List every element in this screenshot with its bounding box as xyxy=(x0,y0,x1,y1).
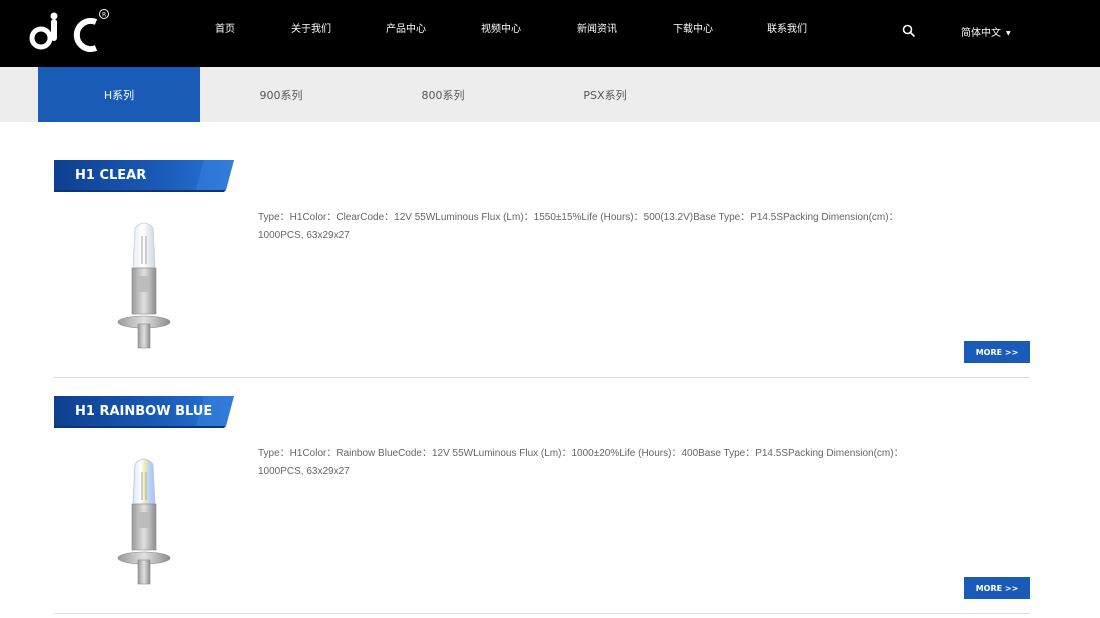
product-title: H1 CLEAR xyxy=(75,168,147,183)
main-nav: 首页 关于我们 产品中心 视频中心 新闻资讯 下载中心 联系我们 xyxy=(0,0,1100,67)
product-title-banner: H1 RAINBOW BLUE xyxy=(54,396,236,428)
tab-label: H系列 xyxy=(103,88,135,102)
nav-item-about[interactable]: 关于我们 xyxy=(291,20,331,35)
tab-label: 900系列 xyxy=(259,88,303,102)
more-button[interactable]: MORE >> xyxy=(964,341,1030,363)
more-button-label: MORE >> xyxy=(975,583,1019,593)
language-selector[interactable]: 简体中文 ▼ xyxy=(961,24,1011,39)
site-header: R 首页 关于我们 产品中心 视频中心 新闻资讯 下载中心 联系我们 简体中文 ▼ xyxy=(0,0,1100,67)
nav-item-news[interactable]: 新闻资讯 xyxy=(577,20,617,35)
product-description: Type：H1Color：ClearCode：12V 55WLuminous F… xyxy=(258,212,899,241)
tab-900-series[interactable]: 900系列 xyxy=(200,67,362,122)
product-description: Type：H1Color：Rainbow BlueCode：12V 55WLum… xyxy=(258,448,904,477)
caret-down-icon: ▼ xyxy=(1006,29,1011,37)
nav-item-downloads[interactable]: 下载中心 xyxy=(673,20,713,35)
tab-label: PSX系列 xyxy=(583,88,627,102)
nav-item-products[interactable]: 产品中心 xyxy=(386,20,426,35)
more-button[interactable]: MORE >> xyxy=(964,577,1030,599)
h1-bulb-image[interactable] xyxy=(109,218,179,358)
more-button-label: MORE >> xyxy=(975,347,1019,357)
language-label: 简体中文 xyxy=(961,28,1001,39)
search-icon[interactable] xyxy=(902,24,915,37)
product-card: H1 CLEAR Type：H1Color：ClearCode：12V 55WL… xyxy=(54,160,1030,378)
nav-item-home[interactable]: 首页 xyxy=(215,20,235,35)
product-title-banner: H1 CLEAR xyxy=(54,160,236,192)
product-title: H1 RAINBOW BLUE xyxy=(75,404,213,419)
series-tabs: H系列 900系列 800系列 PSX系列 xyxy=(0,67,1100,122)
nav-item-videos[interactable]: 视频中心 xyxy=(481,20,521,35)
nav-item-contact[interactable]: 联系我们 xyxy=(767,20,807,35)
tab-psx-series[interactable]: PSX系列 xyxy=(524,67,686,122)
product-card: H1 RAINBOW BLUE Type：H1Color：Rainbow Blu… xyxy=(54,396,1030,614)
tab-h-series[interactable]: H系列 xyxy=(38,67,200,122)
tab-label: 800系列 xyxy=(421,88,465,102)
h1-rainbow-bulb-image[interactable] xyxy=(109,454,179,594)
tab-800-series[interactable]: 800系列 xyxy=(362,67,524,122)
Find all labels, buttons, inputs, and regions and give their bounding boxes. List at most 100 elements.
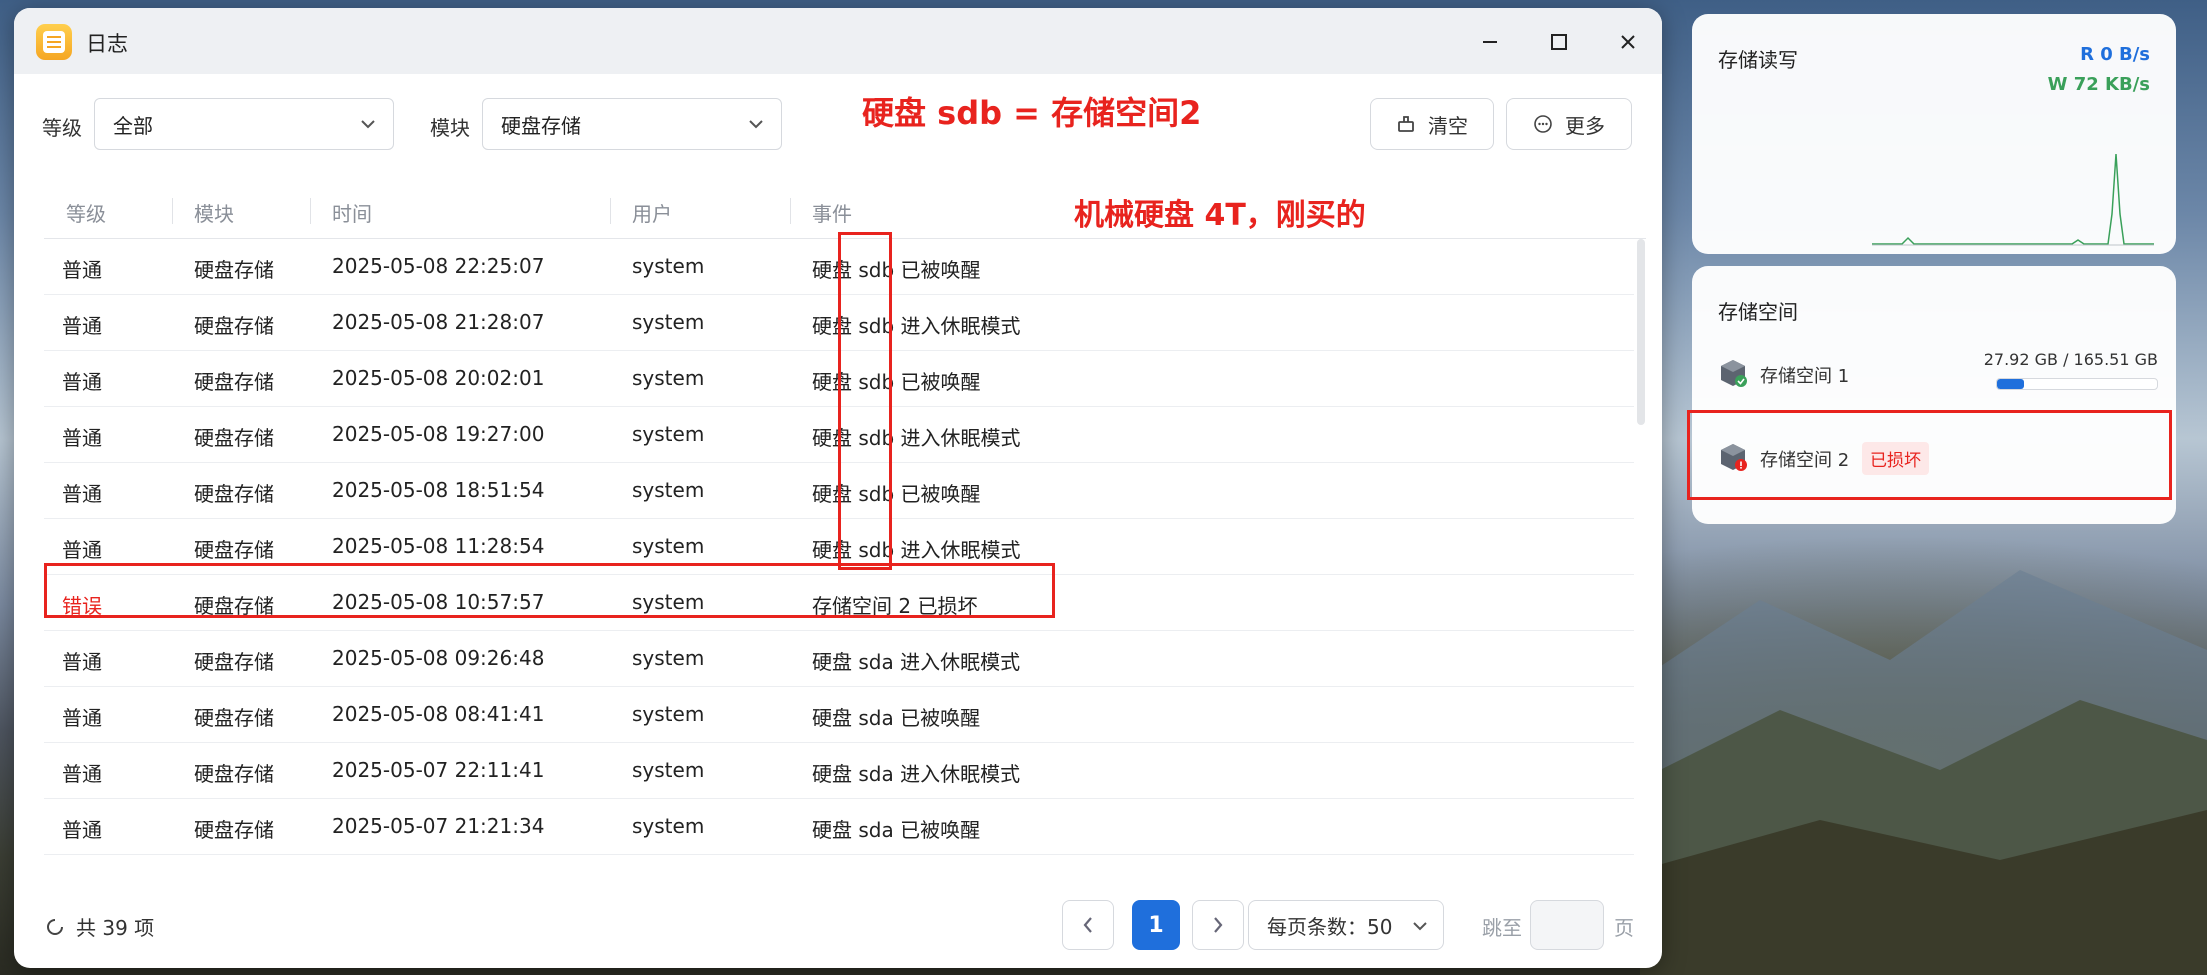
table-row[interactable]: 普通 硬盘存储 2025-05-08 18:51:54 system 硬盘 sdb 已被… xyxy=(44,463,1634,519)
cell-user: system xyxy=(632,702,705,726)
cell-event: 硬盘 sda 进入休眠模式 xyxy=(812,870,1020,871)
level-filter-value: 全部 xyxy=(113,113,153,138)
cell-module: 硬盘存储 xyxy=(194,870,274,871)
log-table: 等级 模块 时间 用户 事件 普通 硬盘存储 2025-05-08 22:25:07… xyxy=(44,184,1646,871)
column-header-module[interactable]: 模块 xyxy=(194,198,234,227)
table-row[interactable]: 普通 硬盘存储 2025-05-07 21:21:34 system 硬盘 sda 已被… xyxy=(44,799,1634,855)
table-scrollbar[interactable] xyxy=(1637,239,1645,425)
volume-usage-1: 27.92 GB / 165.51 GB xyxy=(1983,350,2158,369)
cell-time: 2025-05-08 22:25:07 xyxy=(332,254,545,278)
cell-module: 硬盘存储 xyxy=(194,426,274,450)
cell-level: 普通 xyxy=(62,818,102,842)
chevron-down-icon xyxy=(1413,922,1427,931)
title-bar: 日志 xyxy=(14,8,1662,74)
cell-module: 硬盘存储 xyxy=(194,370,274,394)
cell-time: 2025-05-08 18:51:54 xyxy=(332,478,545,502)
more-button[interactable]: 更多 xyxy=(1506,98,1632,150)
cell-level: 普通 xyxy=(62,258,102,282)
table-row[interactable]: 普通 硬盘存储 2025-05-08 09:26:48 system 硬盘 sda 进入… xyxy=(44,631,1634,687)
cell-event: 硬盘 sdb 进入休眠模式 xyxy=(812,426,1021,450)
cell-user: system xyxy=(632,478,705,502)
jump-page-input[interactable] xyxy=(1530,900,1604,950)
table-row[interactable]: 普通 硬盘存储 2025-05-08 11:28:54 system 硬盘 sdb 进入… xyxy=(44,519,1634,575)
cell-module: 硬盘存储 xyxy=(194,706,274,730)
column-header-user[interactable]: 用户 xyxy=(632,198,672,227)
maximize-button[interactable] xyxy=(1539,22,1579,62)
chevron-down-icon xyxy=(749,120,763,129)
cell-module: 硬盘存储 xyxy=(194,762,274,786)
page-button-current[interactable]: 1 xyxy=(1132,900,1180,950)
write-speed: W 72 KB/s xyxy=(2047,74,2150,95)
table-row[interactable]: 普通 硬盘存储 2025-05-07 22:11:41 system 硬盘 sda 进入… xyxy=(44,743,1634,799)
page-suffix-label: 页 xyxy=(1614,916,1634,940)
table-row[interactable]: 普通 硬盘存储 2025-05-08 20:02:01 system 硬盘 sdb 已被… xyxy=(44,351,1634,407)
cell-module: 硬盘存储 xyxy=(194,314,274,338)
minimize-icon xyxy=(1483,41,1497,43)
table-row[interactable]: 普通 硬盘存储 2025-05-08 22:25:07 system 硬盘 sdb 已被… xyxy=(44,239,1634,295)
table-row[interactable]: 普通 硬盘存储 2025-05-07 12:00:34 system 硬盘 sda 进入… xyxy=(44,855,1634,871)
cell-time: 2025-05-08 20:02:01 xyxy=(332,366,545,390)
chevron-left-icon xyxy=(1083,917,1092,933)
cell-user: system xyxy=(632,366,705,390)
cell-level: 普通 xyxy=(62,370,102,394)
cell-event: 存储空间 2 已损坏 xyxy=(812,594,978,618)
minimize-button[interactable] xyxy=(1470,22,1510,62)
cell-level: 普通 xyxy=(62,870,102,871)
cell-event: 硬盘 sda 已被唤醒 xyxy=(812,818,981,842)
close-button[interactable] xyxy=(1608,22,1648,62)
cell-module: 硬盘存储 xyxy=(194,258,274,282)
cell-level: 普通 xyxy=(62,426,102,450)
table-row[interactable]: 普通 硬盘存储 2025-05-08 21:28:07 system 硬盘 sdb 进入… xyxy=(44,295,1634,351)
cell-event: 硬盘 sdb 进入休眠模式 xyxy=(812,538,1021,562)
cell-module: 硬盘存储 xyxy=(194,650,274,674)
level-filter-select[interactable]: 全部 xyxy=(94,98,394,150)
refresh-icon[interactable] xyxy=(44,916,66,938)
table-body: 普通 硬盘存储 2025-05-08 22:25:07 system 硬盘 sdb 已被… xyxy=(44,239,1634,871)
cell-module: 硬盘存储 xyxy=(194,594,274,618)
cell-event: 硬盘 sdb 已被唤醒 xyxy=(812,482,981,506)
cell-event: 硬盘 sdb 已被唤醒 xyxy=(812,258,981,282)
cell-module: 硬盘存储 xyxy=(194,482,274,506)
desktop-wallpaper xyxy=(1640,570,2207,975)
log-window: 日志 等级 全部 模块 硬盘存储 硬盘 sdb = 存储空间2 机械硬盘 4T，… xyxy=(14,8,1662,968)
cell-time: 2025-05-07 12:00:34 xyxy=(332,870,544,871)
cell-level: 普通 xyxy=(62,706,102,730)
window-title: 日志 xyxy=(86,32,128,56)
cell-module: 硬盘存储 xyxy=(194,538,274,562)
cell-event: 硬盘 sda 进入休眠模式 xyxy=(812,762,1021,786)
clear-button-label: 清空 xyxy=(1428,113,1468,138)
cell-user: system xyxy=(632,422,705,446)
table-row[interactable]: 错误 硬盘存储 2025-05-08 10:57:57 system 存储空间 2 已损… xyxy=(44,575,1634,631)
cell-level: 普通 xyxy=(62,482,102,506)
storage-rw-title: 存储读写 xyxy=(1718,48,1798,72)
table-row[interactable]: 普通 硬盘存储 2025-05-08 19:27:00 system 硬盘 sdb 进入… xyxy=(44,407,1634,463)
volume-item-1[interactable]: 存储空间 1 27.92 GB / 165.51 GB xyxy=(1718,348,2158,398)
volume-status-badge: 已损坏 xyxy=(1862,442,1929,475)
storage-space-widget: 存储空间 存储空间 1 27.92 GB / 165.51 GB 存储空间 2 … xyxy=(1692,266,2176,524)
next-page-button[interactable] xyxy=(1192,900,1244,950)
table-footer: 共 39 项 1 每页条数：50 跳至 页 xyxy=(14,888,1662,968)
column-header-level[interactable]: 等级 xyxy=(66,198,106,227)
cell-level: 普通 xyxy=(62,538,102,562)
column-header-time[interactable]: 时间 xyxy=(332,198,372,227)
cell-time: 2025-05-08 10:57:57 xyxy=(332,590,545,614)
page-size-select[interactable]: 每页条数：50 xyxy=(1248,900,1444,950)
cell-event: 硬盘 sdb 进入休眠模式 xyxy=(812,314,1021,338)
chevron-down-icon xyxy=(361,120,375,129)
cell-user: system xyxy=(632,646,705,670)
cell-event: 硬盘 sda 进入休眠模式 xyxy=(812,650,1021,674)
prev-page-button[interactable] xyxy=(1062,900,1114,950)
cell-user: system xyxy=(632,534,705,558)
volume-name-2: 存储空间 2 xyxy=(1760,450,1850,471)
more-button-label: 更多 xyxy=(1565,113,1605,138)
volume-item-2[interactable]: 存储空间 2 已损坏 xyxy=(1718,432,2158,482)
storage-rw-widget: 存储读写 R 0 B/s W 72 KB/s xyxy=(1692,14,2176,254)
volume-ok-icon xyxy=(1721,360,1747,387)
column-header-event[interactable]: 事件 xyxy=(812,198,852,227)
clear-broom-icon xyxy=(1398,116,1414,132)
module-filter-select[interactable]: 硬盘存储 xyxy=(482,98,782,150)
table-row[interactable]: 普通 硬盘存储 2025-05-08 08:41:41 system 硬盘 sda 已被… xyxy=(44,687,1634,743)
total-count: 共 39 项 xyxy=(44,912,154,941)
clear-button[interactable]: 清空 xyxy=(1370,98,1494,150)
jump-label: 跳至 xyxy=(1482,916,1522,940)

────────

*WORK REQUIRED*
Rewrite every line from the one containing "table-row[interactable]: 普通 硬盘存储 2025-05-08 18:51:54" through the one containing "column-header-module[interactable]: 模块 xyxy=(194,198,234,227)" as a JSON list of strings, one string per line, with blank lines left out.

*RESPONSE*
[
  "table-row[interactable]: 普通 硬盘存储 2025-05-08 18:51:54 system 硬盘 sdb 已被… xyxy=(44,463,1634,519)",
  "cell-user: system xyxy=(632,702,705,726)",
  "cell-event: 硬盘 sda 进入休眠模式 xyxy=(812,870,1020,871)",
  "level-filter-value: 全部 xyxy=(113,113,153,138)",
  "cell-module: 硬盘存储 xyxy=(194,870,274,871)",
  "log-table: 等级 模块 时间 用户 事件 普通 硬盘存储 2025-05-08 22:25:07… xyxy=(44,184,1646,871)",
  "column-header-module[interactable]: 模块 xyxy=(194,198,234,227)"
]